What this task involves. Copy every one of the lines below word for word, keeping their order. Leave out the pictures.

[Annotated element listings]
--------------------------------

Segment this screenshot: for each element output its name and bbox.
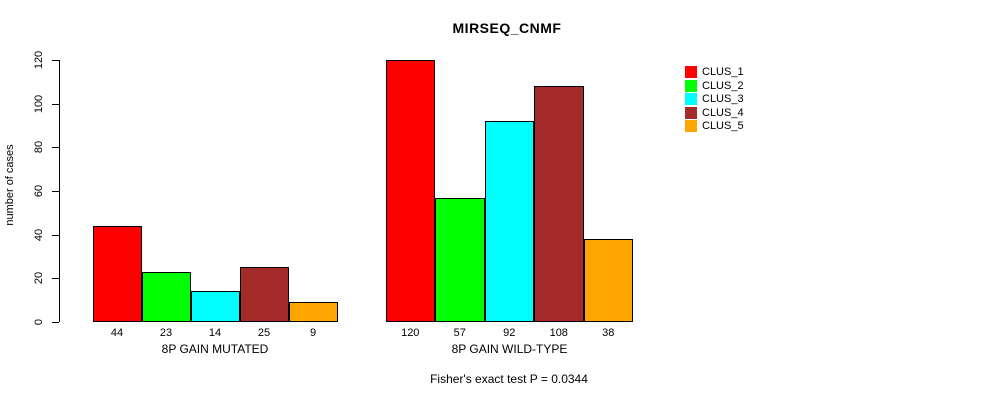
bar-value-label: 108: [549, 327, 568, 339]
y-axis-line: [59, 60, 60, 322]
legend-item-label: CLUS_1: [702, 66, 744, 78]
bar-value-label: 38: [602, 327, 615, 339]
bar-clus_3-group1: [190, 291, 240, 322]
bar-value-label: 23: [159, 327, 173, 339]
bar-clus_5-group2: [583, 239, 633, 322]
bar-clus_2-group2: [435, 197, 485, 322]
bar-value-label: 92: [503, 327, 516, 339]
legend-item-label: CLUS_4: [702, 106, 744, 119]
x-group-label-wildtype: 8P GAIN WILD-TYPE: [451, 342, 568, 356]
y-axis-tick-label: 0: [33, 318, 45, 326]
bar-value-label: 25: [257, 327, 271, 339]
legend-swatch-icon: [685, 66, 697, 78]
bar-clus_4-group2: [534, 86, 584, 322]
y-axis-tick-label: 20: [33, 272, 45, 285]
bar-value-label: 57: [453, 327, 466, 339]
legend-item-label: CLUS_2: [702, 79, 744, 92]
y-axis-tick-label: 100: [33, 94, 45, 113]
y-axis-tick-label: 40: [33, 228, 45, 241]
y-axis-tick: [52, 322, 59, 323]
bar-clus_2-group1: [141, 271, 191, 322]
legend-swatch-icon: [685, 93, 697, 105]
y-axis-label: number of cases: [4, 144, 16, 226]
bar-value-label: 120: [401, 327, 420, 339]
legend-item-label: CLUS_3: [702, 93, 744, 105]
y-axis-tick-label: 80: [33, 141, 45, 154]
fisher-test-annotation: Fisher's exact test P = 0.0344: [430, 372, 588, 386]
bar-clus_1-group1: [92, 225, 142, 322]
legend-swatch-icon: [685, 79, 697, 92]
bar-value-label: 9: [309, 327, 317, 339]
bar-clus_5-group1: [288, 302, 338, 322]
bar-clus_3-group2: [484, 121, 534, 322]
bar-clus_1-group2: [385, 60, 435, 322]
y-axis-tick: [52, 103, 59, 105]
chart-title: MIRSEQ_CNMF: [452, 20, 562, 36]
y-axis-tick: [52, 60, 59, 61]
legend-swatch-icon: [685, 120, 697, 132]
x-group-label-mutated: 8P GAIN MUTATED: [161, 342, 269, 356]
y-axis-tick: [52, 278, 59, 280]
bar-clus_4-group1: [239, 267, 289, 322]
y-axis-tick-label: 60: [33, 184, 45, 198]
y-axis-tick-label: 120: [33, 50, 45, 70]
y-axis-tick: [52, 147, 59, 149]
legend-item-label: CLUS_5: [702, 120, 744, 132]
bar-value-label: 44: [110, 327, 124, 339]
legend-swatch-icon: [685, 106, 697, 119]
y-axis-tick: [52, 191, 59, 192]
y-axis-tick: [52, 234, 59, 236]
bar-value-label: 14: [208, 327, 222, 339]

--------------------------------

Answer to this task.
Segment this screenshot: for each element output its name and bbox.
bar-value-label: 108: [549, 327, 568, 339]
y-axis-line: [59, 60, 60, 322]
legend-item-label: CLUS_1: [702, 66, 744, 78]
bar-value-label: 38: [602, 327, 615, 339]
bar-clus_3-group1: [190, 291, 240, 322]
bar-value-label: 23: [159, 327, 173, 339]
bar-clus_5-group2: [583, 239, 633, 322]
bar-clus_2-group2: [435, 197, 485, 322]
bar-value-label: 92: [503, 327, 516, 339]
legend-item-label: CLUS_4: [702, 106, 744, 119]
x-group-label-wildtype: 8P GAIN WILD-TYPE: [451, 342, 568, 356]
y-axis-tick-label: 0: [33, 318, 45, 326]
bar-value-label: 25: [257, 327, 271, 339]
legend-swatch-icon: [685, 66, 697, 78]
bar-clus_4-group2: [534, 86, 584, 322]
y-axis-tick-label: 20: [33, 272, 45, 285]
bar-value-label: 57: [453, 327, 466, 339]
legend-item-label: CLUS_2: [702, 79, 744, 92]
y-axis-tick-label: 100: [33, 94, 45, 113]
y-axis-tick-label: 40: [33, 228, 45, 241]
y-axis-tick: [52, 322, 59, 323]
bar-clus_2-group1: [141, 271, 191, 322]
legend-swatch-icon: [685, 93, 697, 105]
y-axis-label: number of cases: [4, 144, 16, 226]
bar-value-label: 120: [401, 327, 420, 339]
legend-item-label: CLUS_3: [702, 93, 744, 105]
y-axis-tick-label: 80: [33, 141, 45, 154]
fisher-test-annotation: Fisher's exact test P = 0.0344: [430, 372, 588, 386]
bar-clus_1-group1: [92, 225, 142, 322]
legend-swatch-icon: [685, 79, 697, 92]
bar-value-label: 9: [309, 327, 317, 339]
bar-clus_5-group1: [288, 302, 338, 322]
bar-clus_3-group2: [484, 121, 534, 322]
bar-clus_1-group2: [385, 60, 435, 322]
y-axis-tick: [52, 103, 59, 105]
chart-title: MIRSEQ_CNMF: [452, 20, 562, 36]
y-axis-tick: [52, 60, 59, 61]
legend-swatch-icon: [685, 120, 697, 132]
x-group-label-mutated: 8P GAIN MUTATED: [161, 342, 269, 356]
y-axis-tick: [52, 278, 59, 280]
bar-clus_4-group1: [239, 267, 289, 322]
y-axis-tick-label: 60: [33, 184, 45, 198]
y-axis-tick-label: 120: [33, 50, 45, 70]
y-axis-tick: [52, 147, 59, 149]
legend-item-label: CLUS_5: [702, 120, 744, 132]
bar-value-label: 44: [110, 327, 124, 339]
legend-swatch-icon: [685, 106, 697, 119]
y-axis-tick: [52, 191, 59, 192]
y-axis-tick: [52, 234, 59, 236]
bar-value-label: 14: [208, 327, 222, 339]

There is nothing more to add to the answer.